[PROVIDED RECORDS start]

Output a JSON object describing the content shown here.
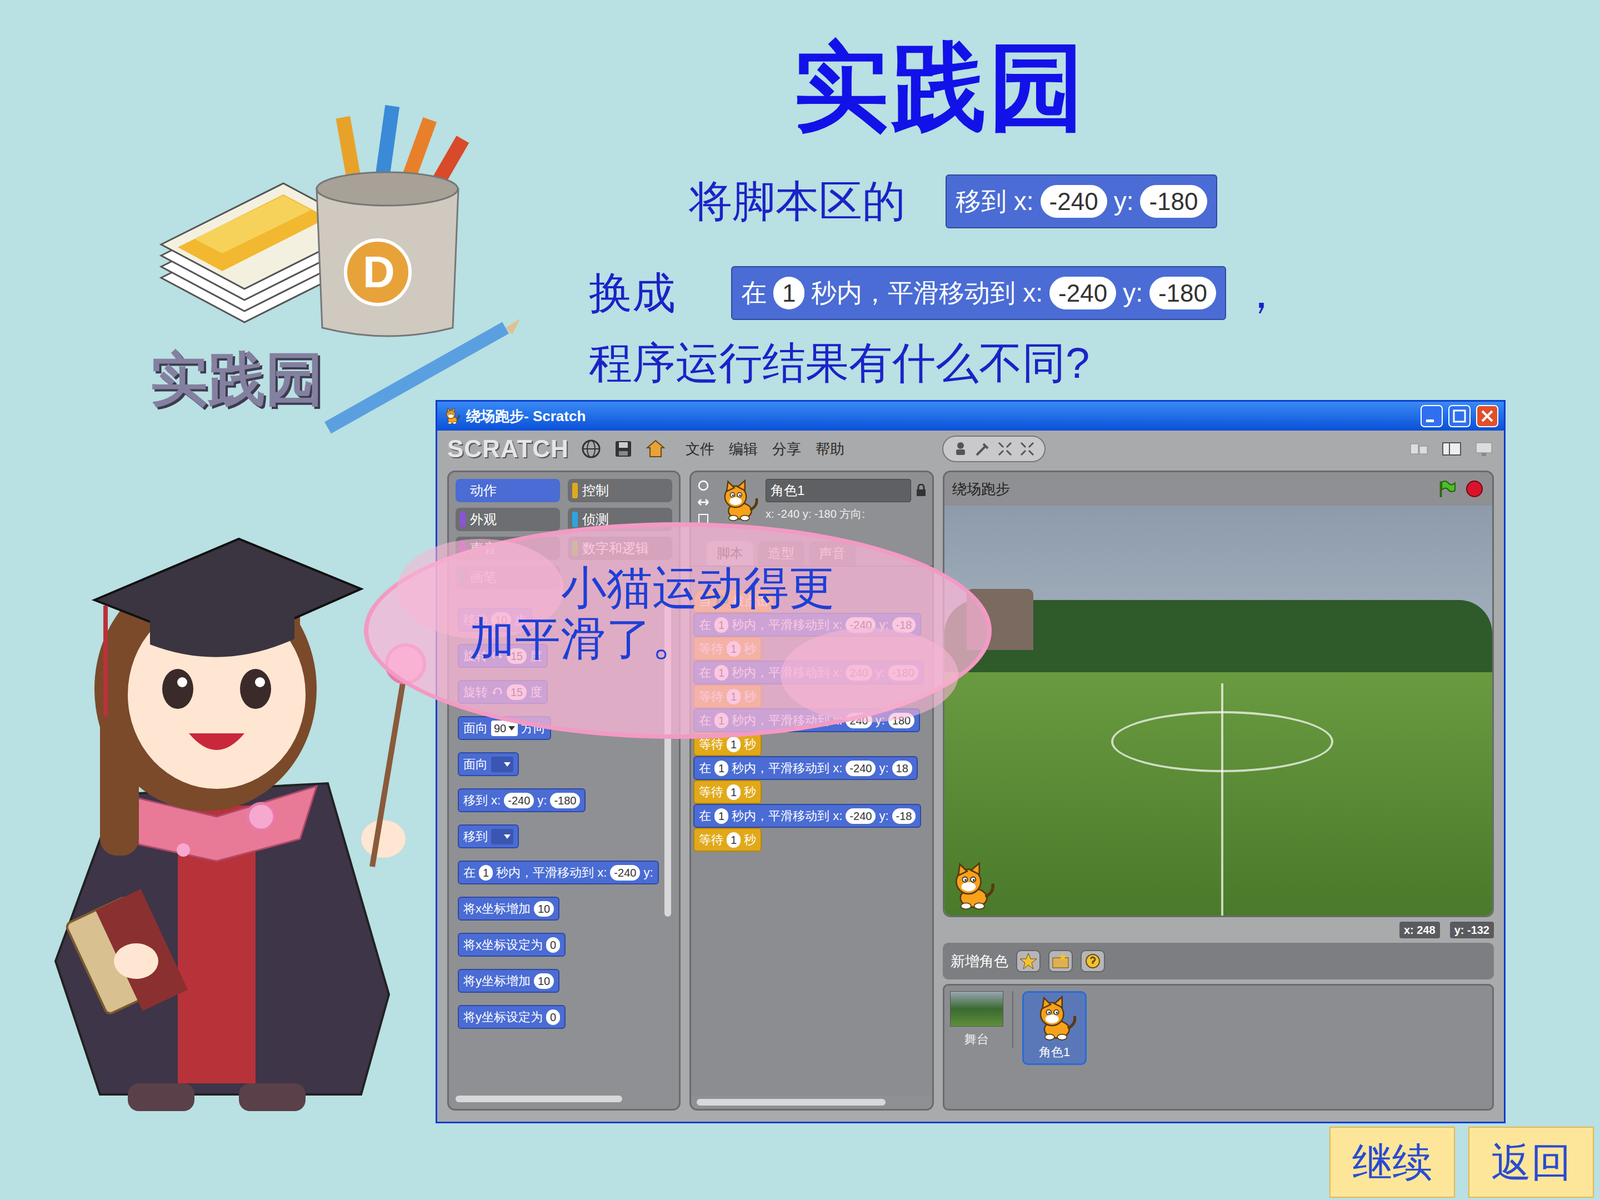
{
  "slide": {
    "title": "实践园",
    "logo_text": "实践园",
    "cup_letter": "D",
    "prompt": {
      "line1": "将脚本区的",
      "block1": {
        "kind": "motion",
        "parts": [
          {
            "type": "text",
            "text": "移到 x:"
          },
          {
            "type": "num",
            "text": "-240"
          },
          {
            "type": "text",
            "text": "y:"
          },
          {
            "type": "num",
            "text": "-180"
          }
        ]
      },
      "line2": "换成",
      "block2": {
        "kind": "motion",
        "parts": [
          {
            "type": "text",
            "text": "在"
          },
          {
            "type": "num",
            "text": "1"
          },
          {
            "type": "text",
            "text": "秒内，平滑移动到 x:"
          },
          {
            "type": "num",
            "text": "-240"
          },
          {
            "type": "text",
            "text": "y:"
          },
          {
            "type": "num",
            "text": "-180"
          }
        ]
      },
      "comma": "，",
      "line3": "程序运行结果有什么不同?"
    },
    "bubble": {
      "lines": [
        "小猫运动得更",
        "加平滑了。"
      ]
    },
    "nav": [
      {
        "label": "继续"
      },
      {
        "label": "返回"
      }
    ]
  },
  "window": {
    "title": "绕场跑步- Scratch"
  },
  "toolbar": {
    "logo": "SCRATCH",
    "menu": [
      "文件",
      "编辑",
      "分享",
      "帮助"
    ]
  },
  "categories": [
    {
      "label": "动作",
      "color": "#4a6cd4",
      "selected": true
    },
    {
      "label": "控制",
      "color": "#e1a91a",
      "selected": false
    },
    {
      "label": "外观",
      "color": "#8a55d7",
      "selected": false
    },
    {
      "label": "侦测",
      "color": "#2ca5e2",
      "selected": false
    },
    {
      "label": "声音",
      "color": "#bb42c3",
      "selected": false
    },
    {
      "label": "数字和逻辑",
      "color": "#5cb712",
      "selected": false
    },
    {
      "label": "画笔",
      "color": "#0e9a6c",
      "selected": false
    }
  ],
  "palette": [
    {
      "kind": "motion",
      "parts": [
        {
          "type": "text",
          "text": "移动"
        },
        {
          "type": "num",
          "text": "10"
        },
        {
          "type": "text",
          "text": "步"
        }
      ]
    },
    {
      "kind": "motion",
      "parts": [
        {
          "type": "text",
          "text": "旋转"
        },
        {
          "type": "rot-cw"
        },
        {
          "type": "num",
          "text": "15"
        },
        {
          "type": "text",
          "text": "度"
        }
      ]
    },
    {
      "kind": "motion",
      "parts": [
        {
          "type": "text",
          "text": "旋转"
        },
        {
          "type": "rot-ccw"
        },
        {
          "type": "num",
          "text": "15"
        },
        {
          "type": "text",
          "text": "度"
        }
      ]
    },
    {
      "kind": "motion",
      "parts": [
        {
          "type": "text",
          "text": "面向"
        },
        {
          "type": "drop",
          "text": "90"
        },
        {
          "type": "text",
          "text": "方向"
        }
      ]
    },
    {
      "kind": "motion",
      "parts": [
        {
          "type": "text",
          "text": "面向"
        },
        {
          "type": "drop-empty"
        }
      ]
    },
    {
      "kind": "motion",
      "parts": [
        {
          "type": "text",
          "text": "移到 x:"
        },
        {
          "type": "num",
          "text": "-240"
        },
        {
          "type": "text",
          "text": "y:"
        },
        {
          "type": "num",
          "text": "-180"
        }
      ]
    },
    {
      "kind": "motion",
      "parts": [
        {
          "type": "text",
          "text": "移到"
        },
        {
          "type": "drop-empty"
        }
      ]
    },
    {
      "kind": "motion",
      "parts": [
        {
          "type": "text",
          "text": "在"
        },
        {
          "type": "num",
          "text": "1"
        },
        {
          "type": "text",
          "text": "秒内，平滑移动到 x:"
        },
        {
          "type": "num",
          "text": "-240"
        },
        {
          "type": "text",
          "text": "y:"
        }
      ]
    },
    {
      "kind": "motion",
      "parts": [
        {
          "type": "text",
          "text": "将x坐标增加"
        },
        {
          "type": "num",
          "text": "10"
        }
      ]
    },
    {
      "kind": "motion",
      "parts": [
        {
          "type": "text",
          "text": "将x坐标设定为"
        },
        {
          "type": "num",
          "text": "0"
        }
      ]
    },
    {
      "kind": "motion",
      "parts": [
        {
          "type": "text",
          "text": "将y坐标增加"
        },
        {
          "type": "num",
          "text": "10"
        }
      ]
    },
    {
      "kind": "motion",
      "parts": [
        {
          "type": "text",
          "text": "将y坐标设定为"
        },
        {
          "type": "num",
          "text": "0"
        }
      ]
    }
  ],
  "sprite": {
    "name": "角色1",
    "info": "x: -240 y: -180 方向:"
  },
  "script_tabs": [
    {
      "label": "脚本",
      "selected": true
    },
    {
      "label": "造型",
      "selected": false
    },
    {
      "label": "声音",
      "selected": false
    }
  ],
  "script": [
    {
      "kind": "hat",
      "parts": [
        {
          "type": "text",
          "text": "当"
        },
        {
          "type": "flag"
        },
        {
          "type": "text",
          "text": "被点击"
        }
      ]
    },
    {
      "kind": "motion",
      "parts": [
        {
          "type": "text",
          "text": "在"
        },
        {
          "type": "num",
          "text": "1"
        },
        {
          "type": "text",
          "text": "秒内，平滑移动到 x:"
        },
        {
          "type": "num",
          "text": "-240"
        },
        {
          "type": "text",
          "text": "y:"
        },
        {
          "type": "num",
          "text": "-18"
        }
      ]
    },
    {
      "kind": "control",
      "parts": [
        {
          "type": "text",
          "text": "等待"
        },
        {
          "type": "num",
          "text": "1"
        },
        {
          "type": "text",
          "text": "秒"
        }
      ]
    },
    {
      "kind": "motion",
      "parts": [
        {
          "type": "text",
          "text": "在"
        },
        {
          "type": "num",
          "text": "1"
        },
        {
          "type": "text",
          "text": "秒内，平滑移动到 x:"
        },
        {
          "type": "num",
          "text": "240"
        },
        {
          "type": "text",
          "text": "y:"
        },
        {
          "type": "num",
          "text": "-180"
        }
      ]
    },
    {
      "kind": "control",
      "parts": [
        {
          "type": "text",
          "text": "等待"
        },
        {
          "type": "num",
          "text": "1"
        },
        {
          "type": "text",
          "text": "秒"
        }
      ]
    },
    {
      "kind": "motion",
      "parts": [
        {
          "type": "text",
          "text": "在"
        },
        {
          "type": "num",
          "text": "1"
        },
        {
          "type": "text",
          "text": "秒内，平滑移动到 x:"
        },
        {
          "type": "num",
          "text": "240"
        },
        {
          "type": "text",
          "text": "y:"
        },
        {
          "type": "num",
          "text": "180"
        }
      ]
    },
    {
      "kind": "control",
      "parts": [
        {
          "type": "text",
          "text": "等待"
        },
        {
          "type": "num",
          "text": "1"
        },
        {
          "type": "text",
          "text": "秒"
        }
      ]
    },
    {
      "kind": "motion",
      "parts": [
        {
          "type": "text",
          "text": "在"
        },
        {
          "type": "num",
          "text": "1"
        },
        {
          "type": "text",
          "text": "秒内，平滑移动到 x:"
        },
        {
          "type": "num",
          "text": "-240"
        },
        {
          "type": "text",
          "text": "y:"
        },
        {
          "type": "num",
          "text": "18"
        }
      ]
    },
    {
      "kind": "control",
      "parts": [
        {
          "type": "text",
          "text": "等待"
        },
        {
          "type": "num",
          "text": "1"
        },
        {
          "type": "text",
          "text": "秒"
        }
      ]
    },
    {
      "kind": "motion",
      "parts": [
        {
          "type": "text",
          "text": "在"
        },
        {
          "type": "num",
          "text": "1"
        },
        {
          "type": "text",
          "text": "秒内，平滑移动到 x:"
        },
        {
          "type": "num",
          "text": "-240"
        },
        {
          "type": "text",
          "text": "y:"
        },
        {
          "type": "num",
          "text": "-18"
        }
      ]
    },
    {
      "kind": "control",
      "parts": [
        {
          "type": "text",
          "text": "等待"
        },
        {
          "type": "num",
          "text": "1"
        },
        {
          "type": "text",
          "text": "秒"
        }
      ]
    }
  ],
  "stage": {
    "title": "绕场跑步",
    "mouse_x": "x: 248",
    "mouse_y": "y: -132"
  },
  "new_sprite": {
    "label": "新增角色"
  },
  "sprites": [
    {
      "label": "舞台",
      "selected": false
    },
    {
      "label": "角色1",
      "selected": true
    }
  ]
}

[PROVIDED RECORDS end]

*TASK*
Pick out each line that holds the string "title".

*RESPONSE FOR THIS EXERCISE*
    "title": "实践园",
    "title": "绕场跑步- Scratch"
    "title": "绕场跑步",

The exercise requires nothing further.